#### What you will do
In the listing below, count the lines with "that" and report only the figure.

#### Task data

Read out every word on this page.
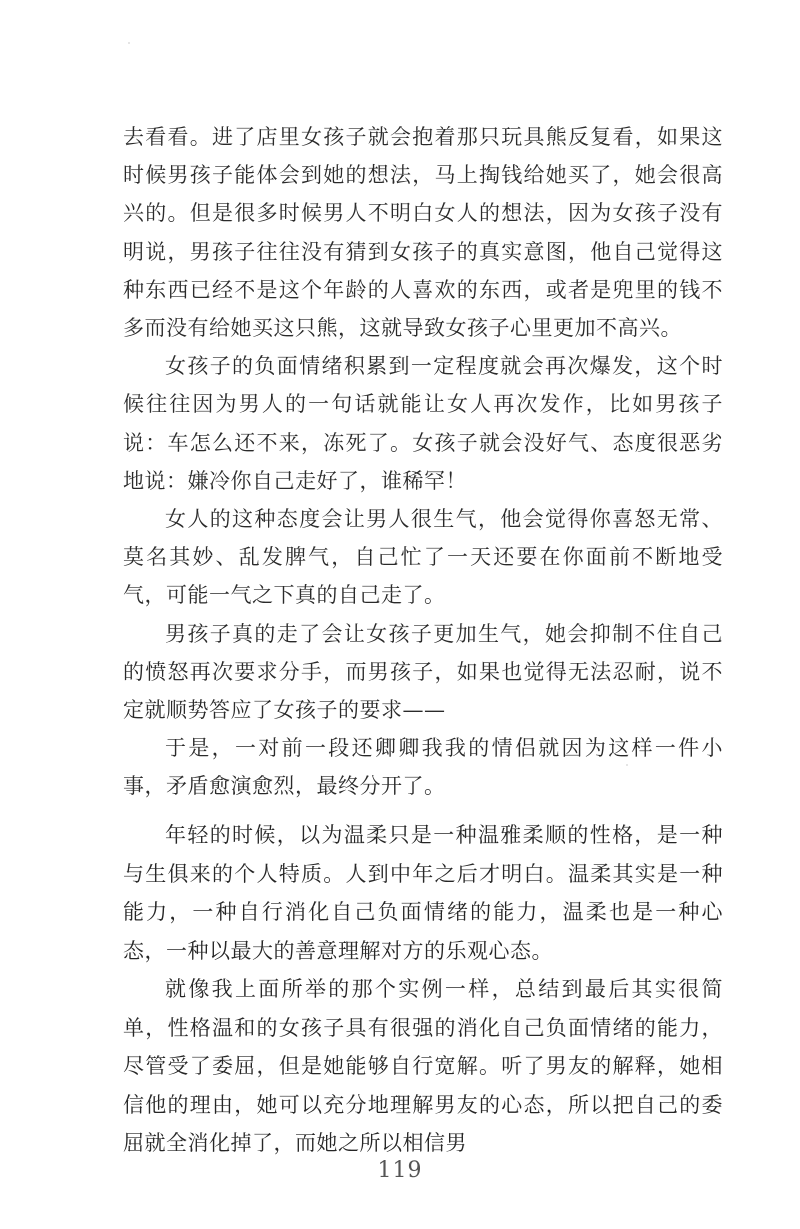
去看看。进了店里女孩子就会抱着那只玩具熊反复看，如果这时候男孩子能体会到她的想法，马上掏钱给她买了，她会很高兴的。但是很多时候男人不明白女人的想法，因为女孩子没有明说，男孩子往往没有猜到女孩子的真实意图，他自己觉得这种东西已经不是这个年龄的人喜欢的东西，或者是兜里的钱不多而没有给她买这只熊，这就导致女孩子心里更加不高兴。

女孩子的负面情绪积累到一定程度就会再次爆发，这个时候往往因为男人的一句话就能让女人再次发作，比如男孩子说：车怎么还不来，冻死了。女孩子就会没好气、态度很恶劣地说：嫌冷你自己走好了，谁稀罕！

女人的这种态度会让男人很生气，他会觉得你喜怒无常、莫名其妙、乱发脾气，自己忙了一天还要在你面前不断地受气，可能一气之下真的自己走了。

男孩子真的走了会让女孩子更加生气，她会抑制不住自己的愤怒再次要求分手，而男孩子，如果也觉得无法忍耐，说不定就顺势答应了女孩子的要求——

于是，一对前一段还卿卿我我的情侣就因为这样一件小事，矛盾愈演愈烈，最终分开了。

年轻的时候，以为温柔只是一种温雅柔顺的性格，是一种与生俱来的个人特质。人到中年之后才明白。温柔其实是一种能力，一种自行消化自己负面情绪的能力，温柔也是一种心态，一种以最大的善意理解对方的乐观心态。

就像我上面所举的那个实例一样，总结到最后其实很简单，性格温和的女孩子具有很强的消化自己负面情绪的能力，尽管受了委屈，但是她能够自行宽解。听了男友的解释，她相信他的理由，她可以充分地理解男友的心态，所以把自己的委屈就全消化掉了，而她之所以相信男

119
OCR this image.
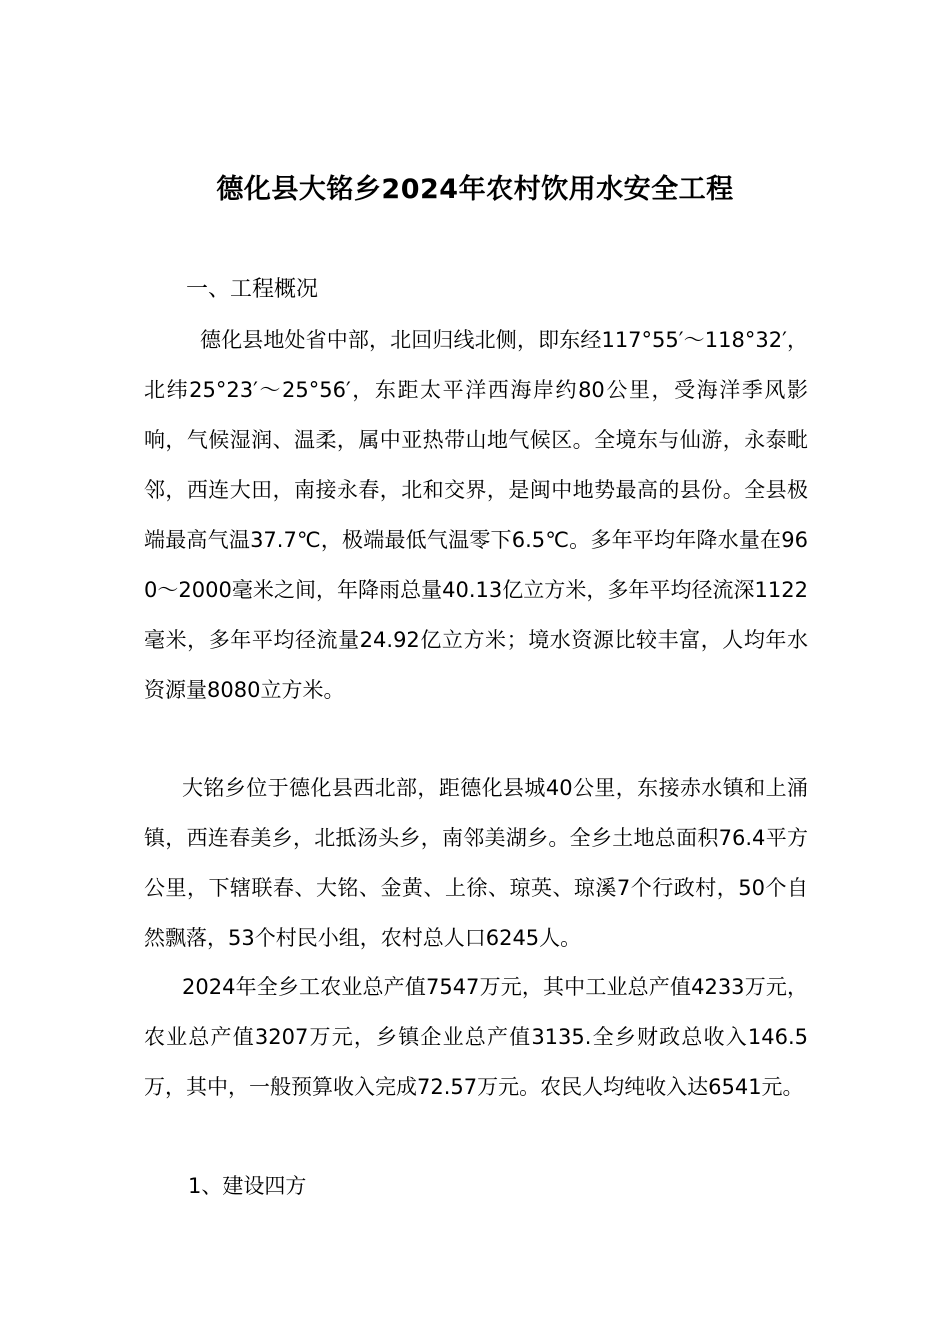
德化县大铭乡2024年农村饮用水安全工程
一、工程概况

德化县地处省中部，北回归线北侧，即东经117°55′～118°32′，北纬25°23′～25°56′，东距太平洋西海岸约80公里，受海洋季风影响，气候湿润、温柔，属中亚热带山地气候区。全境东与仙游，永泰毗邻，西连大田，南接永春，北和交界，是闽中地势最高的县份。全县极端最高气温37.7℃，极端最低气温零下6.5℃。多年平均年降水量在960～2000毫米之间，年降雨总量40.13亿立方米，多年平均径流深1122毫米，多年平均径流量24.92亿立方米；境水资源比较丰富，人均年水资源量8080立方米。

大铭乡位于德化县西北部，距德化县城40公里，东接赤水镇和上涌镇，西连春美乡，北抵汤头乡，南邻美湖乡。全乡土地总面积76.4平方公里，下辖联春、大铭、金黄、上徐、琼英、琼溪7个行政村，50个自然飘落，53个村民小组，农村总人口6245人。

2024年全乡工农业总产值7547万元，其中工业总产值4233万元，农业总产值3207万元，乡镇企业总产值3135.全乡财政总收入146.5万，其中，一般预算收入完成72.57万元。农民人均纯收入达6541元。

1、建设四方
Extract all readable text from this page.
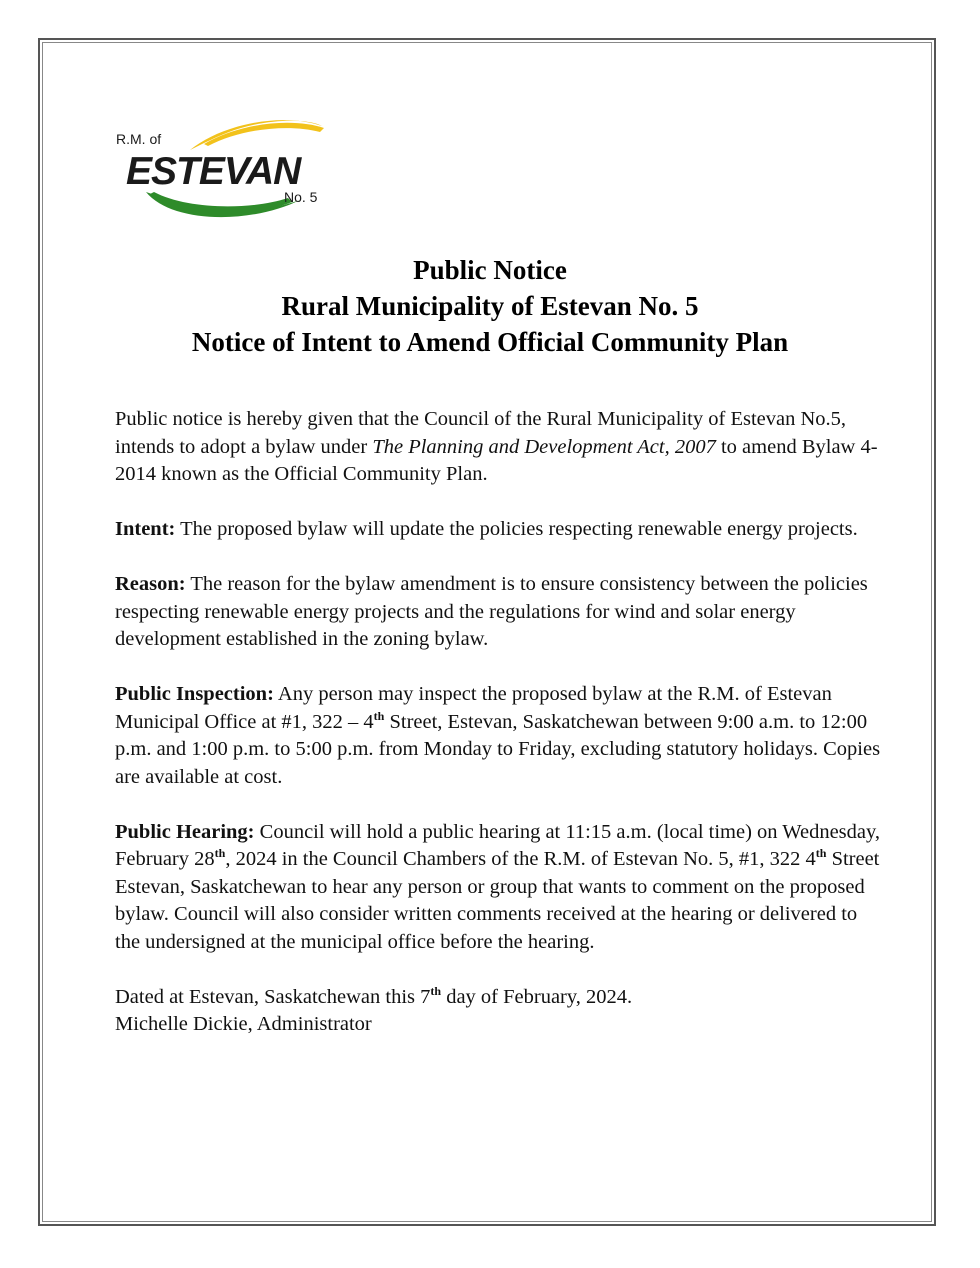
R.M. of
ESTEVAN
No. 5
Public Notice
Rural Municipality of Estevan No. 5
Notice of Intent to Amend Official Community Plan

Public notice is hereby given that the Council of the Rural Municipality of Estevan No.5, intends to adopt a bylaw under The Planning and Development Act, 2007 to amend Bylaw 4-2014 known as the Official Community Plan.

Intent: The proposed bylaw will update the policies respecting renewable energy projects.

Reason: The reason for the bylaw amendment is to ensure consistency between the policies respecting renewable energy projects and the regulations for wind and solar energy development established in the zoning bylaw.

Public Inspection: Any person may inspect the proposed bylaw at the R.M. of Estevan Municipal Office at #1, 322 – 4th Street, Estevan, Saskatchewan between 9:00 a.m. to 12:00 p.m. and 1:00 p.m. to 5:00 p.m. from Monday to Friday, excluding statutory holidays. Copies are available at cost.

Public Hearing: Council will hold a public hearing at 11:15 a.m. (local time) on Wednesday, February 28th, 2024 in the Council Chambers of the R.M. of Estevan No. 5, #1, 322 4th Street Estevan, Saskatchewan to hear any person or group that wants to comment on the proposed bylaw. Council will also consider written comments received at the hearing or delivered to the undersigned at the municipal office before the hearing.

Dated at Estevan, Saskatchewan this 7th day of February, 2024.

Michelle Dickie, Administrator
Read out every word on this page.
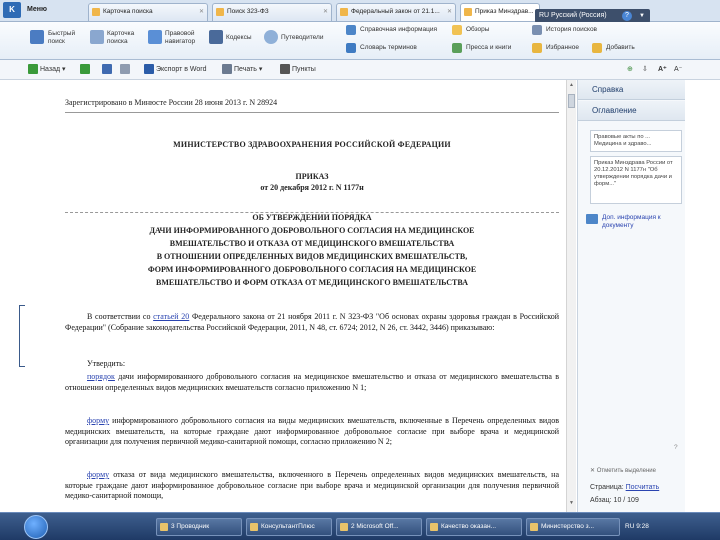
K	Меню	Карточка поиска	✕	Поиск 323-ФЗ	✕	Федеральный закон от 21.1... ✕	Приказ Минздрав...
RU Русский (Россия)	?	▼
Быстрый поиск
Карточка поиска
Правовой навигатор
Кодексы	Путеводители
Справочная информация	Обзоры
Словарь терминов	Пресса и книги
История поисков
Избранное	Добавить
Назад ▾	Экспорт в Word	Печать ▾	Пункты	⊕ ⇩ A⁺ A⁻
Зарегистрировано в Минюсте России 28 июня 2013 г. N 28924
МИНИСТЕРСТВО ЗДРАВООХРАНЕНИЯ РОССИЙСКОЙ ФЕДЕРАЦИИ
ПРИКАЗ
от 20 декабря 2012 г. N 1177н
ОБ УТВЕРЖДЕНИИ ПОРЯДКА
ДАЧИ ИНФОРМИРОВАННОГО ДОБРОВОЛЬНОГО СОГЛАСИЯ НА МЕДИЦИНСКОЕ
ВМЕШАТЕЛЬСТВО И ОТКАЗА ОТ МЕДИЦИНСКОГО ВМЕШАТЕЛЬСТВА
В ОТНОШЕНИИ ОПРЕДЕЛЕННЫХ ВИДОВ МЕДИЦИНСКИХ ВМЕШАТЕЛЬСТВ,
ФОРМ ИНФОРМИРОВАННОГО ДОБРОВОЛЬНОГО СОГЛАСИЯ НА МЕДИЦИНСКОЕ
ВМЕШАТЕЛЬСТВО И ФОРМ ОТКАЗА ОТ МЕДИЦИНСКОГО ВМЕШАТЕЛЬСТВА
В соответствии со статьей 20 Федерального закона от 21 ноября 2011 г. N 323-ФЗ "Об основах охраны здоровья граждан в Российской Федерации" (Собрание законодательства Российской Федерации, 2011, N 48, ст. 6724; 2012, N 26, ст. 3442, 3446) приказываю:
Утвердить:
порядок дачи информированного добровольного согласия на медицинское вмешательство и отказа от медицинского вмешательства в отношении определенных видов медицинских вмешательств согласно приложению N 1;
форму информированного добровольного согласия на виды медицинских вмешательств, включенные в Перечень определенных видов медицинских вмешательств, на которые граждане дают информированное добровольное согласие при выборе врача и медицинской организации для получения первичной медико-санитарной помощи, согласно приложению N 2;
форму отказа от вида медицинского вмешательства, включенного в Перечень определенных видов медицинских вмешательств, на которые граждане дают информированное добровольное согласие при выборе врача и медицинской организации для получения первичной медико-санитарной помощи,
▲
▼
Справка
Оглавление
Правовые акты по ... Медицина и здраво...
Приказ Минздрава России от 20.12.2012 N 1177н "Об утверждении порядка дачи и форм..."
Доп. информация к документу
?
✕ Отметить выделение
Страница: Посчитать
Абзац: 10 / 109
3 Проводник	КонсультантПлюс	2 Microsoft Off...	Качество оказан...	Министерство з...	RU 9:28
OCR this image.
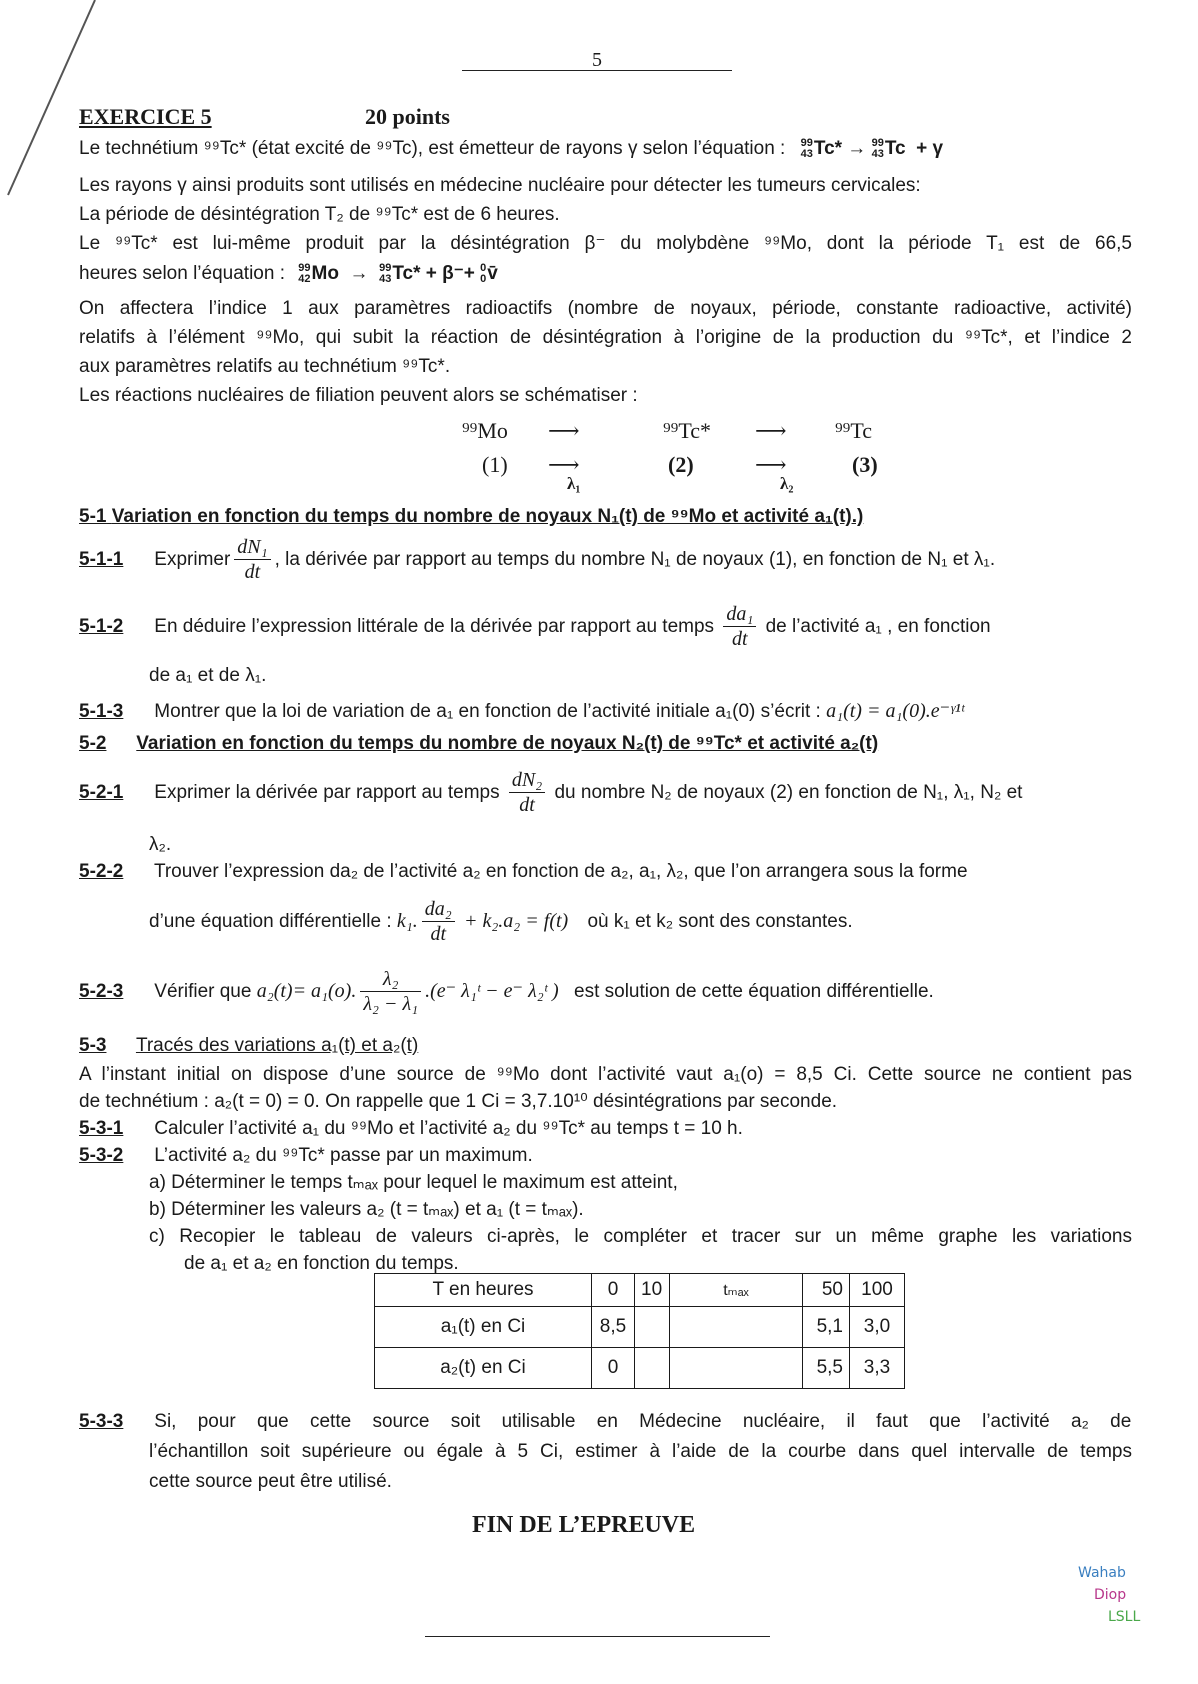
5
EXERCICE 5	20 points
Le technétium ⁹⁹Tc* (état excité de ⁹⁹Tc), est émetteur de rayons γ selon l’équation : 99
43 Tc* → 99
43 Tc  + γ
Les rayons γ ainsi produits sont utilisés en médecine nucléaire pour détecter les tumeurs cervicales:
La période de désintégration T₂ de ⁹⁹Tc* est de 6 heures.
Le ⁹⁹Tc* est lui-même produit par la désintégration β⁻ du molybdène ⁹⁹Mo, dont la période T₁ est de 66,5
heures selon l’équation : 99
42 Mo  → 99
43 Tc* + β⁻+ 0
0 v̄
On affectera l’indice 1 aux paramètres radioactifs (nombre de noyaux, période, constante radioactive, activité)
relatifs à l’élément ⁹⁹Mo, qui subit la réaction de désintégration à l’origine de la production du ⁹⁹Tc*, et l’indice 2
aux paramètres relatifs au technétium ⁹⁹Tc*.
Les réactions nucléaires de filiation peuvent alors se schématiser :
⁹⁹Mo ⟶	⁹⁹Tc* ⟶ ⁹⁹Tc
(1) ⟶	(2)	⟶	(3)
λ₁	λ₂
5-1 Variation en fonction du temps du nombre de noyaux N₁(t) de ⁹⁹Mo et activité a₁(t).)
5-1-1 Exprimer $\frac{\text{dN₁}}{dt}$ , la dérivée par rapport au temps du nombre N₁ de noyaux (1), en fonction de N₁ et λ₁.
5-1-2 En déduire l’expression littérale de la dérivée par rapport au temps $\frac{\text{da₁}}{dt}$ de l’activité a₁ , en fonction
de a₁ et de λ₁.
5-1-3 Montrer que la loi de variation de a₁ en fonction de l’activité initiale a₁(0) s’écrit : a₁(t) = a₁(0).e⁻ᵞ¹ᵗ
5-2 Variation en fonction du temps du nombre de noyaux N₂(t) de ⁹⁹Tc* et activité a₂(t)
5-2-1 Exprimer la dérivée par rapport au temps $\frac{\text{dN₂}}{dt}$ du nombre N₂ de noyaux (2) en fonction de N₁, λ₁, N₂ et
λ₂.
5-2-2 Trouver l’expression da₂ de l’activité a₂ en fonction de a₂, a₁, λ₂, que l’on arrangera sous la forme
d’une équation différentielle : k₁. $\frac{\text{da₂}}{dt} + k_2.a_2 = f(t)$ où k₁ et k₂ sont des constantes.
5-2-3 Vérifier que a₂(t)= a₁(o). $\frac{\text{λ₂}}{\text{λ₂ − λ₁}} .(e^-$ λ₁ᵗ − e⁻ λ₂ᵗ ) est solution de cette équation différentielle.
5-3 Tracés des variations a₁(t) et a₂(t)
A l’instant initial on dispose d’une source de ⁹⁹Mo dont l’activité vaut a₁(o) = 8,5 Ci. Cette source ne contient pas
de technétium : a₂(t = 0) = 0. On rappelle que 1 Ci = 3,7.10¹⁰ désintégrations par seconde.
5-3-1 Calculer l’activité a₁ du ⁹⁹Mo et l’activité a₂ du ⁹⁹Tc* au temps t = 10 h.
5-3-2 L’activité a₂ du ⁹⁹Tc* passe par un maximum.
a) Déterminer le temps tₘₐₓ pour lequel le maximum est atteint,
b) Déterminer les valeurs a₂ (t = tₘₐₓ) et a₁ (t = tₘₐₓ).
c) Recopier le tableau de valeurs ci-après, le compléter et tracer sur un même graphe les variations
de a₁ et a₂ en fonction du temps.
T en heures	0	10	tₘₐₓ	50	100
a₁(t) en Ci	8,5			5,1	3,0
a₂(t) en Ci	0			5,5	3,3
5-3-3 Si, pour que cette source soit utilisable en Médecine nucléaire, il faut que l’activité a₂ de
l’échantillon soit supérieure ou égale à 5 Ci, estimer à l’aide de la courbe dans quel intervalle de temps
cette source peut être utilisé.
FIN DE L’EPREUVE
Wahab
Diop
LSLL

#### Response
2